Goal of the exercise: Collect every line in the records below that contains the word "JSON".

═════ Task data

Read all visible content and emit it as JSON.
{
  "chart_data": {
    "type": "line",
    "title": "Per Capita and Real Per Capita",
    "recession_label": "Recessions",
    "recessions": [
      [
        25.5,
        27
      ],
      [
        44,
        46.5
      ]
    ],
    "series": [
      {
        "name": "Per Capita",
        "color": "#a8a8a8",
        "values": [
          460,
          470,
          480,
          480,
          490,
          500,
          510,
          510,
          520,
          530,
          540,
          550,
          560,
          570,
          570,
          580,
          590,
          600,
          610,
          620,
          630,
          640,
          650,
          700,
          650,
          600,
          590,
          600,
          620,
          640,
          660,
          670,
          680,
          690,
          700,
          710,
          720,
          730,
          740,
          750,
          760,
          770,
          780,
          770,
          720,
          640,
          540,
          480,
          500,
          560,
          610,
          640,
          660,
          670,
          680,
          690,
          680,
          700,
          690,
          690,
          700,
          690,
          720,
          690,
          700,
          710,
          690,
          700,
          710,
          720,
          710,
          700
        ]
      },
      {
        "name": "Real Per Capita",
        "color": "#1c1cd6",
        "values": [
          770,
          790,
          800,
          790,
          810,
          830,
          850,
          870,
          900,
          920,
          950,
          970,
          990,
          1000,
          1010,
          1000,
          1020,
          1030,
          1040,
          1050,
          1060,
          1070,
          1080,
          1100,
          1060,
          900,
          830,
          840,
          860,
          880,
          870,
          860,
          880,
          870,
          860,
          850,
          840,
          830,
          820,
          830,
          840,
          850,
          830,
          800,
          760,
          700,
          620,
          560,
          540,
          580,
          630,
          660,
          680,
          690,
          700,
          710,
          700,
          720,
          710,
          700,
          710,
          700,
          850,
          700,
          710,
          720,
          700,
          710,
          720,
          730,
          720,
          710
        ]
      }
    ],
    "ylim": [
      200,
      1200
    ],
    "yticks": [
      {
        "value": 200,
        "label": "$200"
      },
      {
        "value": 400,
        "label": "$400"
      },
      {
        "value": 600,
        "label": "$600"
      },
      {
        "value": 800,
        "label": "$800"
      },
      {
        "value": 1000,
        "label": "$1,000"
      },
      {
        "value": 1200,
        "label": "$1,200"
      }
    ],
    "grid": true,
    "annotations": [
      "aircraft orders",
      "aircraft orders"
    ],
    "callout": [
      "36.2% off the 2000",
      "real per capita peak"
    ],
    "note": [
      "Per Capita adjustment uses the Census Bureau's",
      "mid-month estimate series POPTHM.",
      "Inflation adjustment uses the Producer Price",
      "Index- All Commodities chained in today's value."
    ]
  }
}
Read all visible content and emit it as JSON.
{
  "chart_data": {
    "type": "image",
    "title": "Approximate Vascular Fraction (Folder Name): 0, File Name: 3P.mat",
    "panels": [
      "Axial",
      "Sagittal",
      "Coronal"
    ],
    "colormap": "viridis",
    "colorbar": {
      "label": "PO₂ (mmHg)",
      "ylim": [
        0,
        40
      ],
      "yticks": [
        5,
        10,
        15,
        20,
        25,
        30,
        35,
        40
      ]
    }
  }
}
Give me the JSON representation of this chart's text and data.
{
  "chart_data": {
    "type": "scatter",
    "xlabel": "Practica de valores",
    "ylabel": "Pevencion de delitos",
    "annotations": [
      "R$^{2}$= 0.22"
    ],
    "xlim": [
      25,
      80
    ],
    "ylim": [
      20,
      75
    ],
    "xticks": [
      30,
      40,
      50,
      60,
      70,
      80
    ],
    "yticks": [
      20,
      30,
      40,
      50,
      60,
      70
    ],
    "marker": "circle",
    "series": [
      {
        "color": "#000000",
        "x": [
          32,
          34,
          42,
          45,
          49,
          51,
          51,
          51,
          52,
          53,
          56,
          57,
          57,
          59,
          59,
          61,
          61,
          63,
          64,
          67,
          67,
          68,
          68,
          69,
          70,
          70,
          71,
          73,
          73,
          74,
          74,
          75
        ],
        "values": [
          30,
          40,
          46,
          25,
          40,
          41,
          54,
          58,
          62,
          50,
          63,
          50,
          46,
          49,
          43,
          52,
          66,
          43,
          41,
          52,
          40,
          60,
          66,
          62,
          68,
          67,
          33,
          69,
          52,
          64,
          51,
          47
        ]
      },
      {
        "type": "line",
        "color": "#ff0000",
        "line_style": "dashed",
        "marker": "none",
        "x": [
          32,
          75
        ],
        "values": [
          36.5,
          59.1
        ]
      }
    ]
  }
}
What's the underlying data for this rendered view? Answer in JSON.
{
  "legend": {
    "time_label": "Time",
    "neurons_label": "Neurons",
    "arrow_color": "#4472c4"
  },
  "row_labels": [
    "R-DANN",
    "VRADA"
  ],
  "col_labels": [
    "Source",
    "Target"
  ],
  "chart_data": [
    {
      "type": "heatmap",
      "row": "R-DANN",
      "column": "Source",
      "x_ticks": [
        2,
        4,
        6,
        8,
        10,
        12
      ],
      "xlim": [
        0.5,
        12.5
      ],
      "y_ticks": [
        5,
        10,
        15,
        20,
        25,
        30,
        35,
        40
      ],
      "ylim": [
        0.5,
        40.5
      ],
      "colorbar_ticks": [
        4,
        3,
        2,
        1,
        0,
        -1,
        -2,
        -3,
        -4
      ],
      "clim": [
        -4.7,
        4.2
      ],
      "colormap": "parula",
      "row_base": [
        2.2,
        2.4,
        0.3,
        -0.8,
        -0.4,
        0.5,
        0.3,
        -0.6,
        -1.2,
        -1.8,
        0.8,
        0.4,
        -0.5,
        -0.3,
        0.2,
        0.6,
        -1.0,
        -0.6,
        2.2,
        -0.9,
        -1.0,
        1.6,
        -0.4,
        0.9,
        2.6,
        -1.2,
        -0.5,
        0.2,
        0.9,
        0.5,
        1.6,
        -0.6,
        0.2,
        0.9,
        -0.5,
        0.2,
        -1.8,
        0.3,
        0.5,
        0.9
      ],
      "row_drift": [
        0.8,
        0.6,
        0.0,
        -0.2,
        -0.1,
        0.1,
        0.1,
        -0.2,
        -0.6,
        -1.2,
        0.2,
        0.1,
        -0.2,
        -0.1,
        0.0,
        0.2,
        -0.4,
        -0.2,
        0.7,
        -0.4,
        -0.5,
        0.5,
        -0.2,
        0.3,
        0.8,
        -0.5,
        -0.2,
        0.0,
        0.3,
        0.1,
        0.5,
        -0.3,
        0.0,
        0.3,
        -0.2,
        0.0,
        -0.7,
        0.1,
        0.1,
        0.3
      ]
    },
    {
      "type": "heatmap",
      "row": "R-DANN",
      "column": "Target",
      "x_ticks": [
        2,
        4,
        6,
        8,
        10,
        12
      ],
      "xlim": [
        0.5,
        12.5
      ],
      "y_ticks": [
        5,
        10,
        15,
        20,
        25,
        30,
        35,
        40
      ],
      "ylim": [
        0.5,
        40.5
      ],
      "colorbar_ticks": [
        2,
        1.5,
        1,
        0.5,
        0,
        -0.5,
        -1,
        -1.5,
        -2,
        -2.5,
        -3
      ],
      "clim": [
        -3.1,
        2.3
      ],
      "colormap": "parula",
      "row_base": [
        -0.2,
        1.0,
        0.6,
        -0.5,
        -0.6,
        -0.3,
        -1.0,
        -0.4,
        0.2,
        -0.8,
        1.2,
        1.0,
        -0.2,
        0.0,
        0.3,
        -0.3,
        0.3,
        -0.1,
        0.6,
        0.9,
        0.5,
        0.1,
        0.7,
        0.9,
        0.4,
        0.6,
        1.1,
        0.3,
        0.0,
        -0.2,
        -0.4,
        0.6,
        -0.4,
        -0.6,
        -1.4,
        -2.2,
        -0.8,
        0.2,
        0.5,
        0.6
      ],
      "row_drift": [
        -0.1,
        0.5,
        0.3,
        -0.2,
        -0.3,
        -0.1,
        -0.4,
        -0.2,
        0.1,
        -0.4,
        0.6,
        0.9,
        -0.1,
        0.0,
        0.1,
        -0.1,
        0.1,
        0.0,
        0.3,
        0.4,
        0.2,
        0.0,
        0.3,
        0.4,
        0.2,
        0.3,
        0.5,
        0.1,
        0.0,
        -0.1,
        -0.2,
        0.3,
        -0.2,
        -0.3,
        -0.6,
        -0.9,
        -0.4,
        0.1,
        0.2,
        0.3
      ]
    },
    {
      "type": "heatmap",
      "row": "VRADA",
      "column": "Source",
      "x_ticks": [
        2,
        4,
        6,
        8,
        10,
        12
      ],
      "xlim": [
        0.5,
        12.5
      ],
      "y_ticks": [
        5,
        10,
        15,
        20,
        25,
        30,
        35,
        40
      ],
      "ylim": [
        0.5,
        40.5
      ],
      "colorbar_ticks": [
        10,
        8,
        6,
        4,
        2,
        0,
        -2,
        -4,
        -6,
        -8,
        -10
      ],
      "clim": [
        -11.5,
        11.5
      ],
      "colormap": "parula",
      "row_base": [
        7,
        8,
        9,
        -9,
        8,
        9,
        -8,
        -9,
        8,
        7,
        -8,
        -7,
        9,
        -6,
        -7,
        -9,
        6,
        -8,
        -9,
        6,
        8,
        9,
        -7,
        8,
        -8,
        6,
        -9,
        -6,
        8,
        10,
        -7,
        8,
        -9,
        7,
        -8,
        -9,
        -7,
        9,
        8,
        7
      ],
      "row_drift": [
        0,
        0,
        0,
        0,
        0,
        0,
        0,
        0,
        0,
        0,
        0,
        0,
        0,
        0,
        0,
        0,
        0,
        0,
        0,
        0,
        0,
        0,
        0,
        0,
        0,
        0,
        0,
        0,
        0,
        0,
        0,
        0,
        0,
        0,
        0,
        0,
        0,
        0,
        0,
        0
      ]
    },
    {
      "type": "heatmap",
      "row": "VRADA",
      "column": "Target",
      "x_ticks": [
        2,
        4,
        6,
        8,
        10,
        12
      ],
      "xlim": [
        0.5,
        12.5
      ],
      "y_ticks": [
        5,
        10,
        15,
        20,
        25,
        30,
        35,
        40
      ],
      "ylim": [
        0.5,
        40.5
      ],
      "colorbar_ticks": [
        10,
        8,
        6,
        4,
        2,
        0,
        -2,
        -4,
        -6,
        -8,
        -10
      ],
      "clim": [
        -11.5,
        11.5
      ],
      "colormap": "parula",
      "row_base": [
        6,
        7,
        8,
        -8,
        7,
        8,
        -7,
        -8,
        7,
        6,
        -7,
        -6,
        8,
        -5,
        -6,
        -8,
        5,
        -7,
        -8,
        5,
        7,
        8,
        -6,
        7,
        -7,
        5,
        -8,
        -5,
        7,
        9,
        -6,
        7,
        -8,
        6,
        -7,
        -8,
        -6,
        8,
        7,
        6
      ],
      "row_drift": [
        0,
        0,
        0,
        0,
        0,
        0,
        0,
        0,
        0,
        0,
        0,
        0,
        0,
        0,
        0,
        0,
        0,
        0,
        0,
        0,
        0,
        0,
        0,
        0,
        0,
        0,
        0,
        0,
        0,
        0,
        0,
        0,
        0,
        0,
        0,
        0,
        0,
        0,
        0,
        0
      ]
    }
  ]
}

══════════

Answer for the task:
Read all visible content and emit it as JSON.
Read all visible content and emit it as JSON.
Give me the JSON representation of this chart's text and data.
What's the underlying data for this rendered view? Answer in JSON.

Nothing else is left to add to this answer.